> _Problem description_:
Filter for the word "breve" and keep each matching line.

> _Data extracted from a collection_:
□ □ □ □ □
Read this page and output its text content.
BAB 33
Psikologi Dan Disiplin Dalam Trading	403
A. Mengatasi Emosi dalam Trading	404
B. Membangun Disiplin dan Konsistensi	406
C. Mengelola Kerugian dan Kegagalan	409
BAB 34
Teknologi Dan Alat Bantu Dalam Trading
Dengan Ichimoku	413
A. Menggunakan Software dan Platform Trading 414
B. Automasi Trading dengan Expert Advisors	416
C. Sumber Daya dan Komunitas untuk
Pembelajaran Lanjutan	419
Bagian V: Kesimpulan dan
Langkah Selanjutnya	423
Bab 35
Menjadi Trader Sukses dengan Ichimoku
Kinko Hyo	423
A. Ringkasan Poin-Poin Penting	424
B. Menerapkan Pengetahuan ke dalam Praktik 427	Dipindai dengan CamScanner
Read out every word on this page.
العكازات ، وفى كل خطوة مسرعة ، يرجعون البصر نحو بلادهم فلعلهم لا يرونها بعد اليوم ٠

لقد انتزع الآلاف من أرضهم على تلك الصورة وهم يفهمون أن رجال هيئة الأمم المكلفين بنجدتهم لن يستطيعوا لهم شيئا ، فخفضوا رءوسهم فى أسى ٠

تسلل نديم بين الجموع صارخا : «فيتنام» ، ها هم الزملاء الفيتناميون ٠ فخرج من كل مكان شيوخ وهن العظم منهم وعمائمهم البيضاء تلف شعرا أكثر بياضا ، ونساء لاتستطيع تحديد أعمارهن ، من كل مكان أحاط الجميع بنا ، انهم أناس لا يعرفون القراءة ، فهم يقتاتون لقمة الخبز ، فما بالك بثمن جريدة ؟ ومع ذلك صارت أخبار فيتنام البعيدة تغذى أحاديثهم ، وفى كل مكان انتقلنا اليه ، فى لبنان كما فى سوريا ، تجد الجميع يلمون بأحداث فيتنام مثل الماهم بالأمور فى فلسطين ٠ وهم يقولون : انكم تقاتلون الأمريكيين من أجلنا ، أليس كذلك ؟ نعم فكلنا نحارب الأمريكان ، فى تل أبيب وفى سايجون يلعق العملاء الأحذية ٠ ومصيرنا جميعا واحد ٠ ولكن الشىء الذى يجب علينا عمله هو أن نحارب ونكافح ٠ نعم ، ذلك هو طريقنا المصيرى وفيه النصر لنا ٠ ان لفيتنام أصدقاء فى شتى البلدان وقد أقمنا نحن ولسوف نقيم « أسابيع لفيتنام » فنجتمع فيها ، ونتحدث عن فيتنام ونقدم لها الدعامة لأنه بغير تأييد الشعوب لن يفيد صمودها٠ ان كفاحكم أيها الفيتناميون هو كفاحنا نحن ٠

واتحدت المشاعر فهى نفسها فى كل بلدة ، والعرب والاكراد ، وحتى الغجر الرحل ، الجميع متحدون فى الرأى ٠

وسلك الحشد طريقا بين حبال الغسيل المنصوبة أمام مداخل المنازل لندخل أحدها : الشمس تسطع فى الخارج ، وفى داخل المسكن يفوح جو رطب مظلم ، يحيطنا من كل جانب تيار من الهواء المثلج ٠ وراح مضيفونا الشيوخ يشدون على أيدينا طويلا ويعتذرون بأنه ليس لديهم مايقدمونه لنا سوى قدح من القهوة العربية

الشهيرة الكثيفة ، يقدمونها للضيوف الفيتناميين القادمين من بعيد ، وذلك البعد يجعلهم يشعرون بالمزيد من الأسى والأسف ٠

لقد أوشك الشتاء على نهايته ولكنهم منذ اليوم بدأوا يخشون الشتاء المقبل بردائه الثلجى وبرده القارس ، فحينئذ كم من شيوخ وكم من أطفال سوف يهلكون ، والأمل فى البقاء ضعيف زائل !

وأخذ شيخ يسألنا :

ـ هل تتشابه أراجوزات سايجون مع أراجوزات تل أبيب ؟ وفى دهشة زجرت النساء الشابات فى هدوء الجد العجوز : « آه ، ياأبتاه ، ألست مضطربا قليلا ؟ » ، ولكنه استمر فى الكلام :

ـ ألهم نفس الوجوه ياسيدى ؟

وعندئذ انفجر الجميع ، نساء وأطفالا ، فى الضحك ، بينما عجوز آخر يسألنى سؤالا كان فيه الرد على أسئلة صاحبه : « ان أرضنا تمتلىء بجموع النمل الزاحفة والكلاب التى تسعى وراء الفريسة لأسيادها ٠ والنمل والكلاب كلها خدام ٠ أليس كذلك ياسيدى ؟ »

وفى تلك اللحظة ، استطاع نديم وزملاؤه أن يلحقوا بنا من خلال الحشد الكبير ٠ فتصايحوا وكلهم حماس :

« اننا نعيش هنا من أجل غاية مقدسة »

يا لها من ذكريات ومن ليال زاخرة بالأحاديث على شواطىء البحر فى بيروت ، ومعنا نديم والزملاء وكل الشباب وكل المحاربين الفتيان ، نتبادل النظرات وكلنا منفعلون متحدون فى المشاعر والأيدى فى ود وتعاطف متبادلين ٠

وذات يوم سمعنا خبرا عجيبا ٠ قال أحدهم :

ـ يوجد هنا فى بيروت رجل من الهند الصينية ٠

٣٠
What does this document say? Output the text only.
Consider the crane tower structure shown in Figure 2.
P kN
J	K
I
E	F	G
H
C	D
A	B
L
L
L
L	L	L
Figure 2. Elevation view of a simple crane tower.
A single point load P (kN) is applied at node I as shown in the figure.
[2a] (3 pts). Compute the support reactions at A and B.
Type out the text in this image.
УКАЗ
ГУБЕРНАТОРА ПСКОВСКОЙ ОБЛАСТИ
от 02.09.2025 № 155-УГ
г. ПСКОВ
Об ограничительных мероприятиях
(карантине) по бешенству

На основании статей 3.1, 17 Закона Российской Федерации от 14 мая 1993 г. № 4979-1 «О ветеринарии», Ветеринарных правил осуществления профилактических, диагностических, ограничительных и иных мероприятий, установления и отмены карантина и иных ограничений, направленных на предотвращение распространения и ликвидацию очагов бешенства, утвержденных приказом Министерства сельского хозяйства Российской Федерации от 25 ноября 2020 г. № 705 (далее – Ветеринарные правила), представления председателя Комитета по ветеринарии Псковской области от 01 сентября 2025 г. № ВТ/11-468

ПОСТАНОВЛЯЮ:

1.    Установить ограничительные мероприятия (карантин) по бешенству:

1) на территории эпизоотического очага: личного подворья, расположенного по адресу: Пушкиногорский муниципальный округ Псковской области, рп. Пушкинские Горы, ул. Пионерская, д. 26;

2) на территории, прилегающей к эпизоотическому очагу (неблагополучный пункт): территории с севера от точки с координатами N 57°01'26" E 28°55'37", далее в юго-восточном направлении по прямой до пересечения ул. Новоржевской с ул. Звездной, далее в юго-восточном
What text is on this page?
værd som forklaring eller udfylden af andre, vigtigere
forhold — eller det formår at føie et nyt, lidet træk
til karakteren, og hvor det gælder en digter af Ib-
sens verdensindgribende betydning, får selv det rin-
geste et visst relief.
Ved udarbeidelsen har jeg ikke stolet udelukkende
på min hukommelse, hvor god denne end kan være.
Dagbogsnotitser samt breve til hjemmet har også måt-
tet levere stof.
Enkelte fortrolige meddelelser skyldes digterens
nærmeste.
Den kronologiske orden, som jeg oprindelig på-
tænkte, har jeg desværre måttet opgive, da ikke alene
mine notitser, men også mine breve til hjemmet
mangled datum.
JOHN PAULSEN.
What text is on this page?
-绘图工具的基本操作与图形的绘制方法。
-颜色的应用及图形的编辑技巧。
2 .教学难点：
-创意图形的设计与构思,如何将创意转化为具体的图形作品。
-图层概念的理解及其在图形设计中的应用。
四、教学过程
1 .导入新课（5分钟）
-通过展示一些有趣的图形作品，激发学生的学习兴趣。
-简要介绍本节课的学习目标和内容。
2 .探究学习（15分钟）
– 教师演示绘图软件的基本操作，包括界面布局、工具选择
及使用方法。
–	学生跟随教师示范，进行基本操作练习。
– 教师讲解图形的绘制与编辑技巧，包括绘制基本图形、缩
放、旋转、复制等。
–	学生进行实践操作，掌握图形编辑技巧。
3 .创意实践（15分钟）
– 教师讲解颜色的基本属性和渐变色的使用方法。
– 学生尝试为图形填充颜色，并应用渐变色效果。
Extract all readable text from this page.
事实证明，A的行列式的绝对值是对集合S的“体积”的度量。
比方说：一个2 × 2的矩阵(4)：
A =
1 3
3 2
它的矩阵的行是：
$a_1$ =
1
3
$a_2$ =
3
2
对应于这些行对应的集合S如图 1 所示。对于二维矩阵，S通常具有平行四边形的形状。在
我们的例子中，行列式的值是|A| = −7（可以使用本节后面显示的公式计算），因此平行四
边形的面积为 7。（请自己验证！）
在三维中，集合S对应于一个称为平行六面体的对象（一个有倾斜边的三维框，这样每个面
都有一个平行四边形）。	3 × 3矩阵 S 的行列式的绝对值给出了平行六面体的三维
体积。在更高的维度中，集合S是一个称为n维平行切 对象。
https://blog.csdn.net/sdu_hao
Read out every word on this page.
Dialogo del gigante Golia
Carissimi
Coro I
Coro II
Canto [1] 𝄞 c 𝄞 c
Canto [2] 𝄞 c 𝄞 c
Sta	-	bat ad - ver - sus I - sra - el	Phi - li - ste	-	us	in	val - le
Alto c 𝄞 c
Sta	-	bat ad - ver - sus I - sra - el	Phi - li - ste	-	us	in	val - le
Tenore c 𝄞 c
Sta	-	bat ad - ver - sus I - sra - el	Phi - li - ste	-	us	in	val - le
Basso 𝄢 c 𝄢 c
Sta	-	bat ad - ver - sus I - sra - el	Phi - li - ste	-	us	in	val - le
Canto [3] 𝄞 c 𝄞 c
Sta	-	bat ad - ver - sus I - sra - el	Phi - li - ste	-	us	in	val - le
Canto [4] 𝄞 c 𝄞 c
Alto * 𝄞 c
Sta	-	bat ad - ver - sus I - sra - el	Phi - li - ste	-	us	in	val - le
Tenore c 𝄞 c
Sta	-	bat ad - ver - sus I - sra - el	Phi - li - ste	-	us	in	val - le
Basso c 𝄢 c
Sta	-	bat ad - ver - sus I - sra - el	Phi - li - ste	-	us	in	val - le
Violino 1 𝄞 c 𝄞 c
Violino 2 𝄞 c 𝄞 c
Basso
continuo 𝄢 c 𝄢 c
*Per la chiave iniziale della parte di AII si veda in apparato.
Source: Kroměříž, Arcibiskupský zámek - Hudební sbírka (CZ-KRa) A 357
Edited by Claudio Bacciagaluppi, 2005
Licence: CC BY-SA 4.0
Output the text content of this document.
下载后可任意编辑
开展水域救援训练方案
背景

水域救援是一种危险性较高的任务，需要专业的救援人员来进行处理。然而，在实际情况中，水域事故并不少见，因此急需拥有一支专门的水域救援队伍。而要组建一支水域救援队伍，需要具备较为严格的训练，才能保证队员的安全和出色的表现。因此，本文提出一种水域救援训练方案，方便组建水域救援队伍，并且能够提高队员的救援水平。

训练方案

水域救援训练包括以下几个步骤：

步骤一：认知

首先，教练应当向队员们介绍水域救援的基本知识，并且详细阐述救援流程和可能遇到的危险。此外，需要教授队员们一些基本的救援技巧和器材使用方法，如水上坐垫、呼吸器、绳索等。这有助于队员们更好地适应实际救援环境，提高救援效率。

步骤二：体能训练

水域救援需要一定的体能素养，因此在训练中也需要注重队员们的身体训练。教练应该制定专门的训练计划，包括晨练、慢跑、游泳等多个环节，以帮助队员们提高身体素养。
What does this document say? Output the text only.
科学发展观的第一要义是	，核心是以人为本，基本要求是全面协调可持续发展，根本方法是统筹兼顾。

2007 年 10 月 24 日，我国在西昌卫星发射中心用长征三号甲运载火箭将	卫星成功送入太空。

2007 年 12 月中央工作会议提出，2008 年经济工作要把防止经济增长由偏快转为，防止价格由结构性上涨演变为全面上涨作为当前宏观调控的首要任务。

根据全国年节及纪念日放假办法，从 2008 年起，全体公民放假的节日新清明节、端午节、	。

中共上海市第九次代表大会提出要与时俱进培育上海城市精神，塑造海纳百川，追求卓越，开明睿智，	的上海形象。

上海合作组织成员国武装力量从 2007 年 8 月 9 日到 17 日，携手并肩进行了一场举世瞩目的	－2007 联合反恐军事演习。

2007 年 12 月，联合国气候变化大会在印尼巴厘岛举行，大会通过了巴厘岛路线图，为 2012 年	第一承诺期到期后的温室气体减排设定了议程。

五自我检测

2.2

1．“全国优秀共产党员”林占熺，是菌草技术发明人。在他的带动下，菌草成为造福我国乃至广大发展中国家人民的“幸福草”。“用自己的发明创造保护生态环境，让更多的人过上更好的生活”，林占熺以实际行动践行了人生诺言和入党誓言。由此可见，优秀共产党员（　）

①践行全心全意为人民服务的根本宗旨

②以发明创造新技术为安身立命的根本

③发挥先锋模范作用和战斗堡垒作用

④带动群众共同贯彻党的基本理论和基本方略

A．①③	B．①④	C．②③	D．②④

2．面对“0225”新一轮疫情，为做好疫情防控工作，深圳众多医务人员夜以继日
□ □ □ □ □
> _Response_:
Dagbogsnotitser samt breve til hjemmet har også måt-
mine notitser, men også mine breve til hjemmet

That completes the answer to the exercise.